§ **What you have to do**
Make an exact copy of all the records.
##### Working data #####
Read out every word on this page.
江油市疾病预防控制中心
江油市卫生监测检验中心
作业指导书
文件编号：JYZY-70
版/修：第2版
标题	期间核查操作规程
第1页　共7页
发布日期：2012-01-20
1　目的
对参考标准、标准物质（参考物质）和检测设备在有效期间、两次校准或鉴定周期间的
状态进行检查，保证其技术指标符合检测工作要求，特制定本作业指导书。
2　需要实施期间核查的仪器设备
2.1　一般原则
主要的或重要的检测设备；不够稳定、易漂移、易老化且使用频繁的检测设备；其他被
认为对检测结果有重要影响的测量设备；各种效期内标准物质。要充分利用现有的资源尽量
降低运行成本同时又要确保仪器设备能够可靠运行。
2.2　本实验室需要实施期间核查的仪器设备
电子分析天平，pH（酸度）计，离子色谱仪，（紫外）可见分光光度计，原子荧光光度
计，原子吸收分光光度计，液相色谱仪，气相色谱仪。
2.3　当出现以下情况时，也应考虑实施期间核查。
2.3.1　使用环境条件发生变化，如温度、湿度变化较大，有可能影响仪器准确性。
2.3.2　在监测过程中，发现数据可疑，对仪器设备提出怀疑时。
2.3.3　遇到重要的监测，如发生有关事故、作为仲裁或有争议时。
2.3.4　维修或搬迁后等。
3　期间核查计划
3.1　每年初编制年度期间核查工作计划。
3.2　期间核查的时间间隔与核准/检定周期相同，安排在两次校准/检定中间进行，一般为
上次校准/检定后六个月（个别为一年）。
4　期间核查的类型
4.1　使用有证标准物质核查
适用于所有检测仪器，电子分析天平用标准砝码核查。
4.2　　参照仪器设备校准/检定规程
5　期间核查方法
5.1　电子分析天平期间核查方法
#####
§ **Output below**
Read out every word on this page.
江油市疾病预防控制中心
江油市卫生监测检验中心
作业指导书
文件编号：JYZY-70
版/修：第2版
标题	期间核查操作规程
第1页　共7页
发布日期：2012-01-20
1　目的
对参考标准、标准物质（参考物质）和检测设备在有效期间、两次校准或鉴定周期间的
状态进行检查，保证其技术指标符合检测工作要求，特制定本作业指导书。
2　需要实施期间核查的仪器设备
2.1　一般原则
主要的或重要的检测设备；不够稳定、易漂移、易老化且使用频繁的检测设备；其他被
认为对检测结果有重要影响的测量设备；各种效期内标准物质。要充分利用现有的资源尽量
降低运行成本同时又要确保仪器设备能够可靠运行。
2.2　本实验室需要实施期间核查的仪器设备
电子分析天平，pH（酸度）计，离子色谱仪，（紫外）可见分光光度计，原子荧光光度
计，原子吸收分光光度计，液相色谱仪，气相色谱仪。
2.3　当出现以下情况时，也应考虑实施期间核查。
2.3.1　使用环境条件发生变化，如温度、湿度变化较大，有可能影响仪器准确性。
2.3.2　在监测过程中，发现数据可疑，对仪器设备提出怀疑时。
2.3.3　遇到重要的监测，如发生有关事故、作为仲裁或有争议时。
2.3.4　维修或搬迁后等。
3　期间核查计划
3.1　每年初编制年度期间核查工作计划。
3.2　期间核查的时间间隔与核准/检定周期相同，安排在两次校准/检定中间进行，一般为
上次校准/检定后六个月（个别为一年）。
4　期间核查的类型
4.1　使用有证标准物质核查
适用于所有检测仪器，电子分析天平用标准砝码核查。
4.2　　参照仪器设备校准/检定规程
5　期间核查方法
5.1　电子分析天平期间核查方法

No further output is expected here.